- WHAT THE EXERCISE ASKS
All of the data below must be repeated exactly.

### RECORDS TO PROCESS

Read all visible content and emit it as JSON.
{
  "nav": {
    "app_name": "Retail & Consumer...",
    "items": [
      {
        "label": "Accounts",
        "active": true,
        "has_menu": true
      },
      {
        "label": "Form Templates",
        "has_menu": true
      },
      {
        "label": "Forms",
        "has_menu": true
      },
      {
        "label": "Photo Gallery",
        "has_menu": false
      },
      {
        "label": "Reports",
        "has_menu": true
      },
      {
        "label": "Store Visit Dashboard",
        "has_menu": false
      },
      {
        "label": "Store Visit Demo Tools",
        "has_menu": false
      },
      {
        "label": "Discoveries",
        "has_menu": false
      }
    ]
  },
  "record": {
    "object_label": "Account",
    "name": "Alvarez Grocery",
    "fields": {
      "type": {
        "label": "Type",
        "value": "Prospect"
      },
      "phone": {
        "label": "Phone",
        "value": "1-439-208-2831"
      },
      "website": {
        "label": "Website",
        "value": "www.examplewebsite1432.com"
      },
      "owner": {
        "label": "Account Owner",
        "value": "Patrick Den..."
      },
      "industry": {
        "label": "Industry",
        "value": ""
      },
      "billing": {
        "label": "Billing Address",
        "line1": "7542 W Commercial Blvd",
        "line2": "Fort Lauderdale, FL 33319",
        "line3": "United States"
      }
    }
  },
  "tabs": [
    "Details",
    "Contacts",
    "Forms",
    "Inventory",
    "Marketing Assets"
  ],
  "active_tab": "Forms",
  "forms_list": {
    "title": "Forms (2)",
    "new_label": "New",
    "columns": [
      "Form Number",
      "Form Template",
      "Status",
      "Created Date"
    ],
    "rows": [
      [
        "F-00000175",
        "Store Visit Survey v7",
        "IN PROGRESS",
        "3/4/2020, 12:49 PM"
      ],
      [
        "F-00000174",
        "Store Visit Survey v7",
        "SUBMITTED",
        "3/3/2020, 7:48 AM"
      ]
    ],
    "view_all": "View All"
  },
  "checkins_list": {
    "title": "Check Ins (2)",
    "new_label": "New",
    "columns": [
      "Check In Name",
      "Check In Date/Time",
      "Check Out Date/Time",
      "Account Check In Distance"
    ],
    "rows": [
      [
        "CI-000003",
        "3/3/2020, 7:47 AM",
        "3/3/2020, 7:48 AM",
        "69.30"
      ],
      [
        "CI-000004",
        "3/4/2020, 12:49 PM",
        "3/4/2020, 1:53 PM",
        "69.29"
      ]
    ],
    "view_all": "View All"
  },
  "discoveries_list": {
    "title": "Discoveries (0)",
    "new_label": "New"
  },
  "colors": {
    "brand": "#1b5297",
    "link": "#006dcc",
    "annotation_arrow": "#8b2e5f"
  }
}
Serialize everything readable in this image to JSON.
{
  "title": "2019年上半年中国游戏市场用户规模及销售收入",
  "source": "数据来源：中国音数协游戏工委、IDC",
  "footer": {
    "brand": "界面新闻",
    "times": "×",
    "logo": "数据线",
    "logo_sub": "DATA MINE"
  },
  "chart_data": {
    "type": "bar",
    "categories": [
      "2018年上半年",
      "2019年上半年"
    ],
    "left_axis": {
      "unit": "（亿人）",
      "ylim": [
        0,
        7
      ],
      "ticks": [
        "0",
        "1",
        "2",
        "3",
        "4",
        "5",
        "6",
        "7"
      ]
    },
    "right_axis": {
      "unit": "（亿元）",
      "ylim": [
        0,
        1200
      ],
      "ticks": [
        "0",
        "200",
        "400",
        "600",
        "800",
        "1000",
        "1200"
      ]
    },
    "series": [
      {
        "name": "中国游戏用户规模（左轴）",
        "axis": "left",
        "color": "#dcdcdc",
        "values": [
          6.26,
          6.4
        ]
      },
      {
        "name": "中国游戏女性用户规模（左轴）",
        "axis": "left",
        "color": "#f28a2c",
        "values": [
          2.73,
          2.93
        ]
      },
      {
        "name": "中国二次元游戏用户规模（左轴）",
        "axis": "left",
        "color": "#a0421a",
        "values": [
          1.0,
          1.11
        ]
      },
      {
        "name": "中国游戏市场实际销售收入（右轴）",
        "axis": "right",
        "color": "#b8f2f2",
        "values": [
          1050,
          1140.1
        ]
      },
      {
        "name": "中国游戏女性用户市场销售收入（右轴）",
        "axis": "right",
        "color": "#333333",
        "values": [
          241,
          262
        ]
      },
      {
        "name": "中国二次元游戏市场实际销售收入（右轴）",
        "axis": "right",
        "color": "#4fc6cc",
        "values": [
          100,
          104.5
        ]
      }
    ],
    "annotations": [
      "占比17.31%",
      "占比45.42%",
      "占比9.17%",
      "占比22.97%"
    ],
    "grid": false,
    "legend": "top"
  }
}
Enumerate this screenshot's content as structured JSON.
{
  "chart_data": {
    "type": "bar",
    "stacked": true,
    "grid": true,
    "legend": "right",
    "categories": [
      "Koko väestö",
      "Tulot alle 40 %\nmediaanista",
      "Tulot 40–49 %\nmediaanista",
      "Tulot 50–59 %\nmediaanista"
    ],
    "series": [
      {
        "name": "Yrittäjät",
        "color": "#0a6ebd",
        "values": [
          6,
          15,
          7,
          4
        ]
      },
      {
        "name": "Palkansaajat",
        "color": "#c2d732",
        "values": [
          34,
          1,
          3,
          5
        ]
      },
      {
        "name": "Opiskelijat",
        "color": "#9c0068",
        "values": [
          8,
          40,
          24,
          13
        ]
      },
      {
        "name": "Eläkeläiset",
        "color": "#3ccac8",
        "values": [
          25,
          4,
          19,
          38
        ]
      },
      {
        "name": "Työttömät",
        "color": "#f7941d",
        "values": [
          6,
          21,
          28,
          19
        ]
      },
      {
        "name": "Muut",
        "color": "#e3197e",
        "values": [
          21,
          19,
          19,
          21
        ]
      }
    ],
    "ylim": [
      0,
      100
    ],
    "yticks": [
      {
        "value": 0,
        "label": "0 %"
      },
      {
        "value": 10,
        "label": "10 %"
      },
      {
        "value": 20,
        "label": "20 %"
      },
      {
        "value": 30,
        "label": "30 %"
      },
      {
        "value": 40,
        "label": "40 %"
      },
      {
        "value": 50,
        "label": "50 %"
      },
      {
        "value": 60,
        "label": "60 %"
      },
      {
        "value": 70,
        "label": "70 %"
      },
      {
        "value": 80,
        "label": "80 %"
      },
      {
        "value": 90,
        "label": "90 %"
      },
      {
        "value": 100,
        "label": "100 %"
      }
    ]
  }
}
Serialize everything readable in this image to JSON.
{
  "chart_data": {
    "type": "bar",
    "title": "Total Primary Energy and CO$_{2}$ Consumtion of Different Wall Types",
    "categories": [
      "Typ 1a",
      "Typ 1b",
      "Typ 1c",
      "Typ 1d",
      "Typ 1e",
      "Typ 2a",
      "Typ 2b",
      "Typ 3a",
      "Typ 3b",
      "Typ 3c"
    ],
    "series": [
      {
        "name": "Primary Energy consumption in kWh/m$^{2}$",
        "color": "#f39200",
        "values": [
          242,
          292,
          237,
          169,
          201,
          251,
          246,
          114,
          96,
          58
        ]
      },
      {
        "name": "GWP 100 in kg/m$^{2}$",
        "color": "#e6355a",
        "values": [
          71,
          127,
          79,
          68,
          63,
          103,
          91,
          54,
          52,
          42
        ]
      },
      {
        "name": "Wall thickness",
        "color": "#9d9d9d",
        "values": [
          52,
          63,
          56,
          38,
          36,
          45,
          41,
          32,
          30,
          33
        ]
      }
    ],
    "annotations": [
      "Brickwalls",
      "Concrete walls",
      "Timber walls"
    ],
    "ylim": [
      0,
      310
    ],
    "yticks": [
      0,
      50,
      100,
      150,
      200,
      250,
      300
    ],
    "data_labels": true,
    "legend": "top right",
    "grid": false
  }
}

######

- SOLUTION
Read all visible content and emit it as JSON.
{
  "nav": {
    "app_name": "Retail & Consumer...",
    "items": [
      {
        "label": "Accounts",
        "active": true,
        "has_menu": true
      },
      {
        "label": "Form Templates",
        "has_menu": true
      },
      {
        "label": "Forms",
        "has_menu": true
      },
      {
        "label": "Photo Gallery",
        "has_menu": false
      },
      {
        "label": "Reports",
        "has_menu": true
      },
      {
        "label": "Store Visit Dashboard",
        "has_menu": false
      },
      {
        "label": "Store Visit Demo Tools",
        "has_menu": false
      },
      {
        "label": "Discoveries",
        "has_menu": false
      }
    ]
  },
  "record": {
    "object_label": "Account",
    "name": "Alvarez Grocery",
    "fields": {
      "type": {
        "label": "Type",
        "value": "Prospect"
      },
      "phone": {
        "label": "Phone",
        "value": "1-439-208-2831"
      },
      "website": {
        "label": "Website",
        "value": "www.examplewebsite1432.com"
      },
      "owner": {
        "label": "Account Owner",
        "value": "Patrick Den..."
      },
      "industry": {
        "label": "Industry",
        "value": ""
      },
      "billing": {
        "label": "Billing Address",
        "line1": "7542 W Commercial Blvd",
        "line2": "Fort Lauderdale, FL 33319",
        "line3": "United States"
      }
    }
  },
  "tabs": [
    "Details",
    "Contacts",
    "Forms",
    "Inventory",
    "Marketing Assets"
  ],
  "active_tab": "Forms",
  "forms_list": {
    "title": "Forms (2)",
    "new_label": "New",
    "columns": [
      "Form Number",
      "Form Template",
      "Status",
      "Created Date"
    ],
    "rows": [
      [
        "F-00000175",
        "Store Visit Survey v7",
        "IN PROGRESS",
        "3/4/2020, 12:49 PM"
      ],
      [
        "F-00000174",
        "Store Visit Survey v7",
        "SUBMITTED",
        "3/3/2020, 7:48 AM"
      ]
    ],
    "view_all": "View All"
  },
  "checkins_list": {
    "title": "Check Ins (2)",
    "new_label": "New",
    "columns": [
      "Check In Name",
      "Check In Date/Time",
      "Check Out Date/Time",
      "Account Check In Distance"
    ],
    "rows": [
      [
        "CI-000003",
        "3/3/2020, 7:47 AM",
        "3/3/2020, 7:48 AM",
        "69.30"
      ],
      [
        "CI-000004",
        "3/4/2020, 12:49 PM",
        "3/4/2020, 1:53 PM",
        "69.29"
      ]
    ],
    "view_all": "View All"
  },
  "discoveries_list": {
    "title": "Discoveries (0)",
    "new_label": "New"
  },
  "colors": {
    "brand": "#1b5297",
    "link": "#006dcc",
    "annotation_arrow": "#8b2e5f"
  }
}
Serialize everything readable in this image to JSON.
{
  "title": "2019年上半年中国游戏市场用户规模及销售收入",
  "source": "数据来源：中国音数协游戏工委、IDC",
  "footer": {
    "brand": "界面新闻",
    "times": "×",
    "logo": "数据线",
    "logo_sub": "DATA MINE"
  },
  "chart_data": {
    "type": "bar",
    "categories": [
      "2018年上半年",
      "2019年上半年"
    ],
    "left_axis": {
      "unit": "（亿人）",
      "ylim": [
        0,
        7
      ],
      "ticks": [
        "0",
        "1",
        "2",
        "3",
        "4",
        "5",
        "6",
        "7"
      ]
    },
    "right_axis": {
      "unit": "（亿元）",
      "ylim": [
        0,
        1200
      ],
      "ticks": [
        "0",
        "200",
        "400",
        "600",
        "800",
        "1000",
        "1200"
      ]
    },
    "series": [
      {
        "name": "中国游戏用户规模（左轴）",
        "axis": "left",
        "color": "#dcdcdc",
        "values": [
          6.26,
          6.4
        ]
      },
      {
        "name": "中国游戏女性用户规模（左轴）",
        "axis": "left",
        "color": "#f28a2c",
        "values": [
          2.73,
          2.93
        ]
      },
      {
        "name": "中国二次元游戏用户规模（左轴）",
        "axis": "left",
        "color": "#a0421a",
        "values": [
          1.0,
          1.11
        ]
      },
      {
        "name": "中国游戏市场实际销售收入（右轴）",
        "axis": "right",
        "color": "#b8f2f2",
        "values": [
          1050,
          1140.1
        ]
      },
      {
        "name": "中国游戏女性用户市场销售收入（右轴）",
        "axis": "right",
        "color": "#333333",
        "values": [
          241,
          262
        ]
      },
      {
        "name": "中国二次元游戏市场实际销售收入（右轴）",
        "axis": "right",
        "color": "#4fc6cc",
        "values": [
          100,
          104.5
        ]
      }
    ],
    "annotations": [
      "占比17.31%",
      "占比45.42%",
      "占比9.17%",
      "占比22.97%"
    ],
    "grid": false,
    "legend": "top"
  }
}
Enumerate this screenshot's content as structured JSON.
{
  "chart_data": {
    "type": "bar",
    "stacked": true,
    "grid": true,
    "legend": "right",
    "categories": [
      "Koko väestö",
      "Tulot alle 40 %\nmediaanista",
      "Tulot 40–49 %\nmediaanista",
      "Tulot 50–59 %\nmediaanista"
    ],
    "series": [
      {
        "name": "Yrittäjät",
        "color": "#0a6ebd",
        "values": [
          6,
          15,
          7,
          4
        ]
      },
      {
        "name": "Palkansaajat",
        "color": "#c2d732",
        "values": [
          34,
          1,
          3,
          5
        ]
      },
      {
        "name": "Opiskelijat",
        "color": "#9c0068",
        "values": [
          8,
          40,
          24,
          13
        ]
      },
      {
        "name": "Eläkeläiset",
        "color": "#3ccac8",
        "values": [
          25,
          4,
          19,
          38
        ]
      },
      {
        "name": "Työttömät",
        "color": "#f7941d",
        "values": [
          6,
          21,
          28,
          19
        ]
      },
      {
        "name": "Muut",
        "color": "#e3197e",
        "values": [
          21,
          19,
          19,
          21
        ]
      }
    ],
    "ylim": [
      0,
      100
    ],
    "yticks": [
      {
        "value": 0,
        "label": "0 %"
      },
      {
        "value": 10,
        "label": "10 %"
      },
      {
        "value": 20,
        "label": "20 %"
      },
      {
        "value": 30,
        "label": "30 %"
      },
      {
        "value": 40,
        "label": "40 %"
      },
      {
        "value": 50,
        "label": "50 %"
      },
      {
        "value": 60,
        "label": "60 %"
      },
      {
        "value": 70,
        "label": "70 %"
      },
      {
        "value": 80,
        "label": "80 %"
      },
      {
        "value": 90,
        "label": "90 %"
      },
      {
        "value": 100,
        "label": "100 %"
      }
    ]
  }
}
Serialize everything readable in this image to JSON.
{
  "chart_data": {
    "type": "bar",
    "title": "Total Primary Energy and CO$_{2}$ Consumtion of Different Wall Types",
    "categories": [
      "Typ 1a",
      "Typ 1b",
      "Typ 1c",
      "Typ 1d",
      "Typ 1e",
      "Typ 2a",
      "Typ 2b",
      "Typ 3a",
      "Typ 3b",
      "Typ 3c"
    ],
    "series": [
      {
        "name": "Primary Energy consumption in kWh/m$^{2}$",
        "color": "#f39200",
        "values": [
          242,
          292,
          237,
          169,
          201,
          251,
          246,
          114,
          96,
          58
        ]
      },
      {
        "name": "GWP 100 in kg/m$^{2}$",
        "color": "#e6355a",
        "values": [
          71,
          127,
          79,
          68,
          63,
          103,
          91,
          54,
          52,
          42
        ]
      },
      {
        "name": "Wall thickness",
        "color": "#9d9d9d",
        "values": [
          52,
          63,
          56,
          38,
          36,
          45,
          41,
          32,
          30,
          33
        ]
      }
    ],
    "annotations": [
      "Brickwalls",
      "Concrete walls",
      "Timber walls"
    ],
    "ylim": [
      0,
      310
    ],
    "yticks": [
      0,
      50,
      100,
      150,
      200,
      250,
      300
    ],
    "data_labels": true,
    "legend": "top right",
    "grid": false
  }
}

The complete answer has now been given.